- [Task inputs]:
════════════════

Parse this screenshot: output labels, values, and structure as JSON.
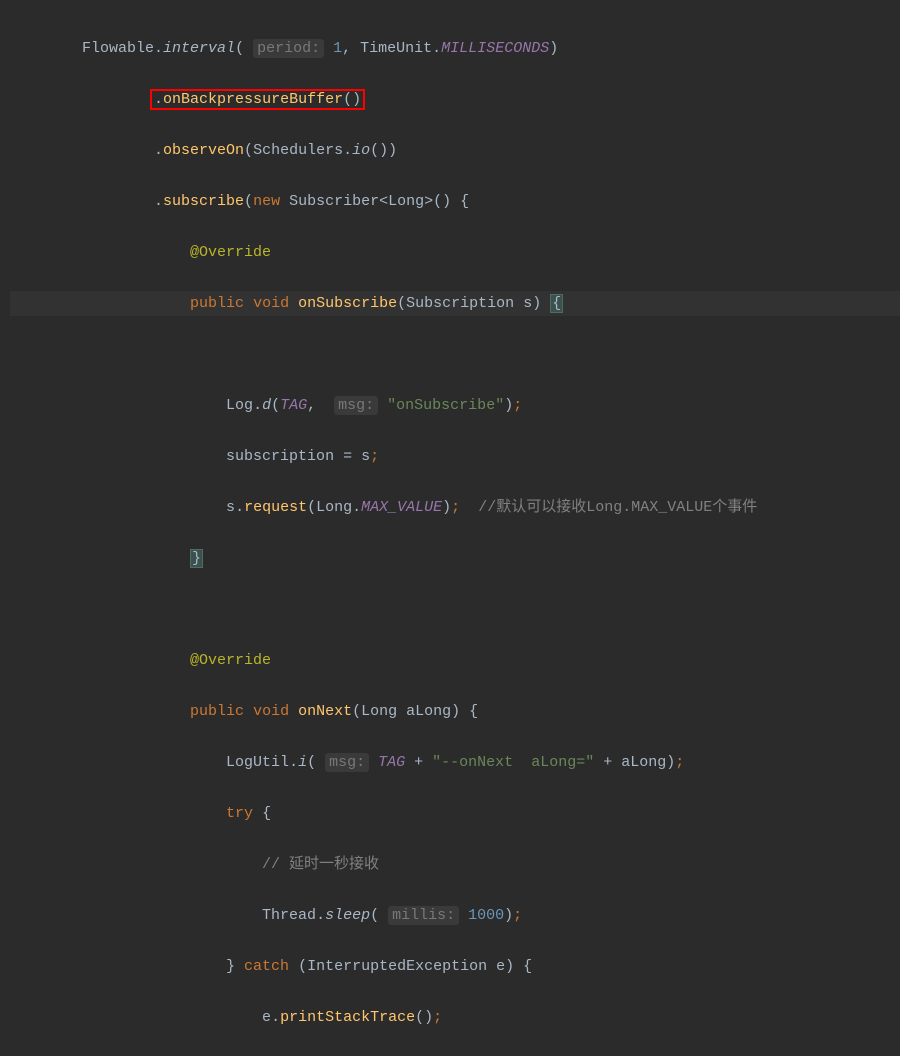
{
  "colors": {
    "background": "#2b2b2b",
    "text": "#a9b7c6",
    "keyword": "#cc7832",
    "method": "#ffc66d",
    "string": "#6a8759",
    "annotation": "#bbb529",
    "comment": "#808080",
    "constant": "#9876aa",
    "number": "#6897bb",
    "highlight_border": "#ff0000"
  },
  "code": {
    "line1": {
      "class": "Flowable",
      "method": "interval",
      "param_hint": "period:",
      "value": "1",
      "sep": ",",
      "unit_class": "TimeUnit",
      "unit_const": "MILLISECONDS"
    },
    "line2": {
      "method": "onBackpressureBuffer"
    },
    "line3": {
      "method": "observeOn",
      "arg_class": "Schedulers",
      "arg_method": "io"
    },
    "line4": {
      "method": "subscribe",
      "new_kw": "new",
      "type": "Subscriber",
      "generic": "Long"
    },
    "line5": {
      "annotation": "@Override"
    },
    "line6": {
      "modifier": "public",
      "return": "void",
      "name": "onSubscribe",
      "param_type": "Subscription",
      "param_name": "s"
    },
    "line8": {
      "class": "Log",
      "method": "d",
      "arg1": "TAG",
      "hint": "msg:",
      "string": "\"onSubscribe\""
    },
    "line9": {
      "lhs": "subscription",
      "rhs": "s"
    },
    "line10": {
      "obj": "s",
      "method": "request",
      "arg_class": "Long",
      "arg_const": "MAX_VALUE",
      "comment": "//默认可以接收Long.MAX_VALUE个事件"
    },
    "line13": {
      "annotation": "@Override"
    },
    "line14": {
      "modifier": "public",
      "return": "void",
      "name": "onNext",
      "param_type": "Long",
      "param_name": "aLong"
    },
    "line15": {
      "class": "LogUtil",
      "method": "i",
      "hint": "msg:",
      "arg1": "TAG",
      "str1": "\"--onNext  aLong=\"",
      "arg2": "aLong"
    },
    "line16": {
      "kw": "try"
    },
    "line17": {
      "comment": "// 延时一秒接收"
    },
    "line18": {
      "class": "Thread",
      "method": "sleep",
      "hint": "millis:",
      "value": "1000"
    },
    "line19": {
      "kw": "catch",
      "type": "InterruptedException",
      "var": "e"
    },
    "line20": {
      "obj": "e",
      "method": "printStackTrace"
    }
  }
}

════════════════

- [Objective]:
Using the records above, pull out each line where the word "onSubscribe" occurs.

- [The response]:
      "name": "onSubscribe",
      "string": "\"onSubscribe\""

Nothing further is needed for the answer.